# Aim of the exercise
Leaving the pictures aside, transcribe every line below exactly.

# Records provided

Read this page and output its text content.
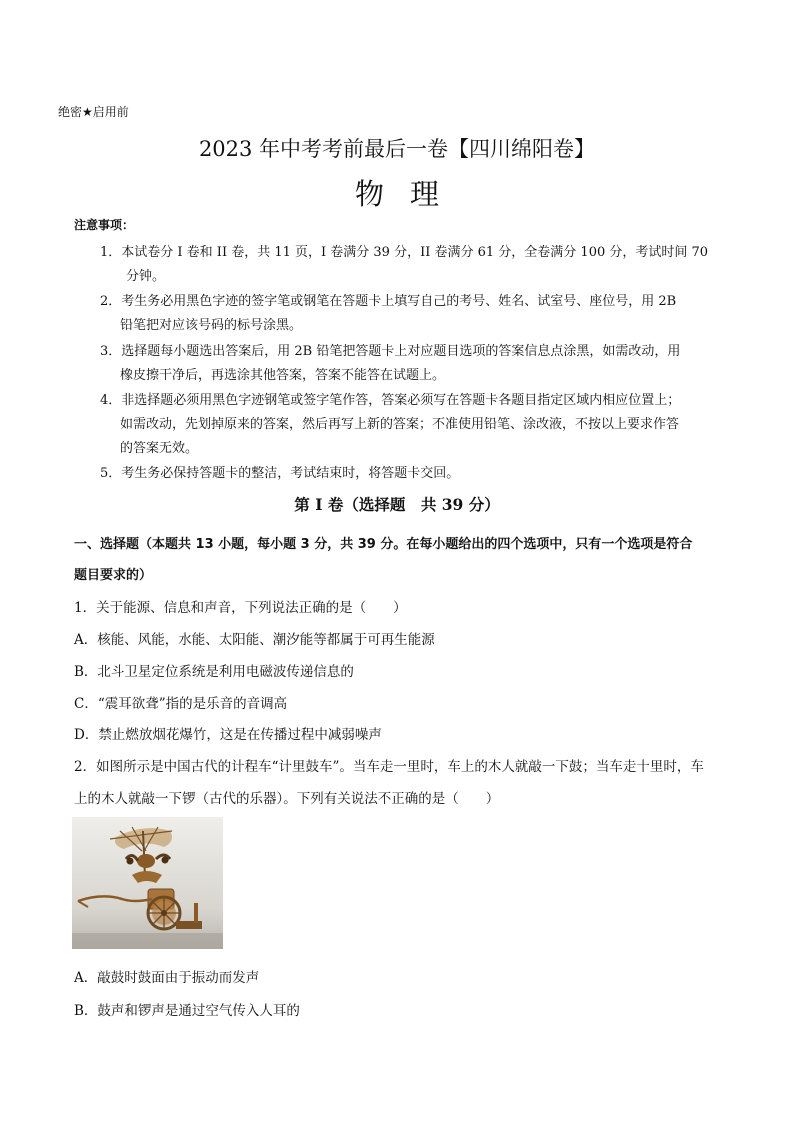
绝密★启用前
2023 年中考考前最后一卷【四川绵阳卷】
物理
注意事项：
1．本试卷分 I 卷和 II 卷，共 11 页，I 卷满分 39 分，II 卷满分 61 分，全卷满分 100 分，考试时间 70
分钟。
2．考生务必用黑色字迹的签字笔或钢笔在答题卡上填写自己的考号、姓名、试室号、座位号，用 2B
铅笔把对应该号码的标号涂黑。
3．选择题每小题选出答案后，用 2B 铅笔把答题卡上对应题目选项的答案信息点涂黑，如需改动，用
橡皮擦干净后，再选涂其他答案，答案不能答在试题上。
4．非选择题必须用黑色字迹钢笔或签字笔作答，答案必须写在答题卡各题目指定区域内相应位置上；
如需改动，先划掉原来的答案，然后再写上新的答案；不准使用铅笔、涂改液，不按以上要求作答
的答案无效。
5．考生务必保持答题卡的整洁，考试结束时，将答题卡交回。
第 I 卷（选择题　共 39 分）
一、选择题（本题共 13 小题，每小题 3 分，共 39 分。在每小题给出的四个选项中，只有一个选项是符合
题目要求的）
1．关于能源、信息和声音，下列说法正确的是（　　）
A．核能、风能，水能、太阳能、潮汐能等都属于可再生能源
B．北斗卫星定位系统是利用电磁波传递信息的
C．“震耳欲聋”指的是乐音的音调高
D．禁止燃放烟花爆竹，这是在传播过程中减弱噪声
2．如图所示是中国古代的计程车“计里鼓车”。当车走一里时，车上的木人就敲一下鼓；当车走十里时，车
上的木人就敲一下锣（古代的乐器）。下列有关说法不正确的是（　　）
A．敲鼓时鼓面由于振动而发声
B．鼓声和锣声是通过空气传入人耳的
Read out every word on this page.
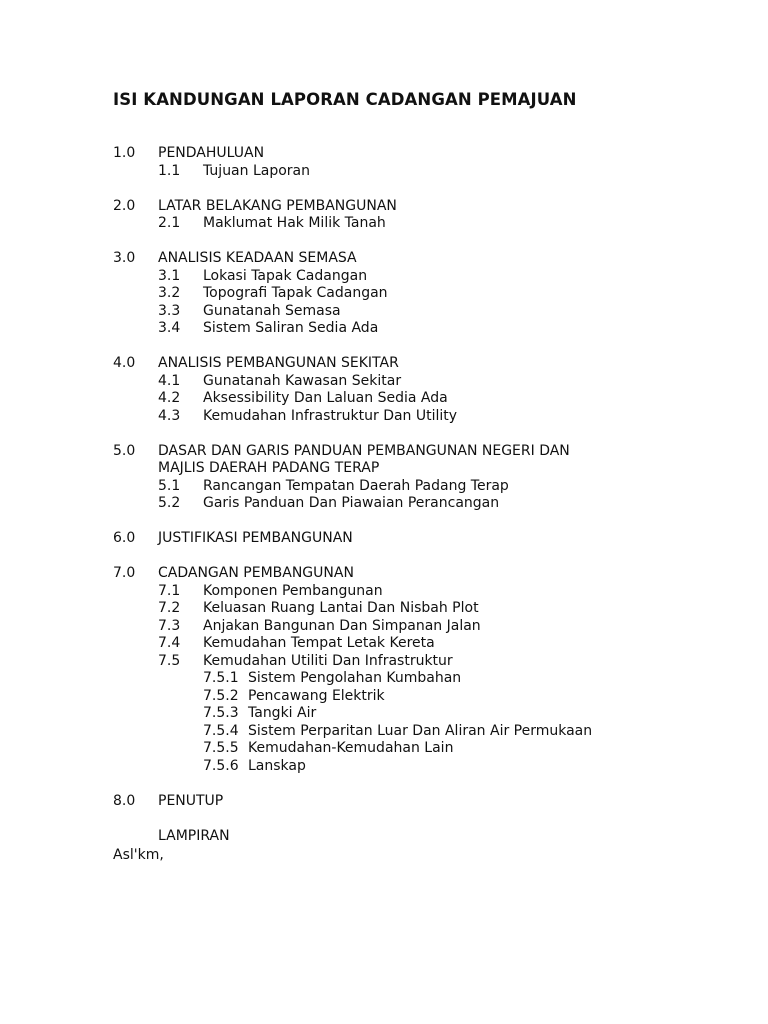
ISI KANDUNGAN LAPORAN CADANGAN PEMAJUAN
1.0 PENDAHULUAN
1.1 Tujuan Laporan
2.0 LATAR BELAKANG PEMBANGUNAN
2.1 Maklumat Hak Milik Tanah
3.0 ANALISIS KEADAAN SEMASA
3.1 Lokasi Tapak Cadangan
3.2 Topografi Tapak Cadangan
3.3 Gunatanah Semasa
3.4 Sistem Saliran Sedia Ada
4.0 ANALISIS PEMBANGUNAN SEKITAR
4.1 Gunatanah Kawasan Sekitar
4.2 Aksessibility Dan Laluan Sedia Ada
4.3 Kemudahan Infrastruktur Dan Utility
5.0 DASAR DAN GARIS PANDUAN PEMBANGUNAN NEGERI DAN
MAJLIS DAERAH PADANG TERAP
5.1 Rancangan Tempatan Daerah Padang Terap
5.2 Garis Panduan Dan Piawaian Perancangan
6.0 JUSTIFIKASI PEMBANGUNAN
7.0 CADANGAN PEMBANGUNAN
7.1 Komponen Pembangunan
7.2 Keluasan Ruang Lantai Dan Nisbah Plot
7.3 Anjakan Bangunan Dan Simpanan Jalan
7.4 Kemudahan Tempat Letak Kereta
7.5 Kemudahan Utiliti Dan Infrastruktur
7.5.1 Sistem Pengolahan Kumbahan
7.5.2 Pencawang Elektrik
7.5.3 Tangki Air
7.5.4 Sistem Perparitan Luar Dan Aliran Air Permukaan
7.5.5 Kemudahan-Kemudahan Lain
7.5.6 Lanskap
8.0 PENUTUP
LAMPIRAN
Asl'km,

# Solution for this exercise
Read this page and output its text content.
绝密★启用前
2023 年中考考前最后一卷【四川绵阳卷】
物理
注意事项：
1．本试卷分 I 卷和 II 卷，共 11 页，I 卷满分 39 分，II 卷满分 61 分，全卷满分 100 分，考试时间 70
分钟。
2．考生务必用黑色字迹的签字笔或钢笔在答题卡上填写自己的考号、姓名、试室号、座位号，用 2B
铅笔把对应该号码的标号涂黑。
3．选择题每小题选出答案后，用 2B 铅笔把答题卡上对应题目选项的答案信息点涂黑，如需改动，用
橡皮擦干净后，再选涂其他答案，答案不能答在试题上。
4．非选择题必须用黑色字迹钢笔或签字笔作答，答案必须写在答题卡各题目指定区域内相应位置上；
如需改动，先划掉原来的答案，然后再写上新的答案；不准使用铅笔、涂改液，不按以上要求作答
的答案无效。
5．考生务必保持答题卡的整洁，考试结束时，将答题卡交回。
第 I 卷（选择题　共 39 分）
一、选择题（本题共 13 小题，每小题 3 分，共 39 分。在每小题给出的四个选项中，只有一个选项是符合
题目要求的）
1．关于能源、信息和声音，下列说法正确的是（　　）
A．核能、风能，水能、太阳能、潮汐能等都属于可再生能源
B．北斗卫星定位系统是利用电磁波传递信息的
C．“震耳欲聋”指的是乐音的音调高
D．禁止燃放烟花爆竹，这是在传播过程中减弱噪声
2．如图所示是中国古代的计程车“计里鼓车”。当车走一里时，车上的木人就敲一下鼓；当车走十里时，车
上的木人就敲一下锣（古代的乐器）。下列有关说法不正确的是（　　）
A．敲鼓时鼓面由于振动而发声
B．鼓声和锣声是通过空气传入人耳的
Read out every word on this page.
ISI KANDUNGAN LAPORAN CADANGAN PEMAJUAN
1.0 PENDAHULUAN
1.1 Tujuan Laporan
2.0 LATAR BELAKANG PEMBANGUNAN
2.1 Maklumat Hak Milik Tanah
3.0 ANALISIS KEADAAN SEMASA
3.1 Lokasi Tapak Cadangan
3.2 Topografi Tapak Cadangan
3.3 Gunatanah Semasa
3.4 Sistem Saliran Sedia Ada
4.0 ANALISIS PEMBANGUNAN SEKITAR
4.1 Gunatanah Kawasan Sekitar
4.2 Aksessibility Dan Laluan Sedia Ada
4.3 Kemudahan Infrastruktur Dan Utility
5.0 DASAR DAN GARIS PANDUAN PEMBANGUNAN NEGERI DAN
MAJLIS DAERAH PADANG TERAP
5.1 Rancangan Tempatan Daerah Padang Terap
5.2 Garis Panduan Dan Piawaian Perancangan
6.0 JUSTIFIKASI PEMBANGUNAN
7.0 CADANGAN PEMBANGUNAN
7.1 Komponen Pembangunan
7.2 Keluasan Ruang Lantai Dan Nisbah Plot
7.3 Anjakan Bangunan Dan Simpanan Jalan
7.4 Kemudahan Tempat Letak Kereta
7.5 Kemudahan Utiliti Dan Infrastruktur
7.5.1 Sistem Pengolahan Kumbahan
7.5.2 Pencawang Elektrik
7.5.3 Tangki Air
7.5.4 Sistem Perparitan Luar Dan Aliran Air Permukaan
7.5.5 Kemudahan-Kemudahan Lain
7.5.6 Lanskap
8.0 PENUTUP
LAMPIRAN
Asl'km,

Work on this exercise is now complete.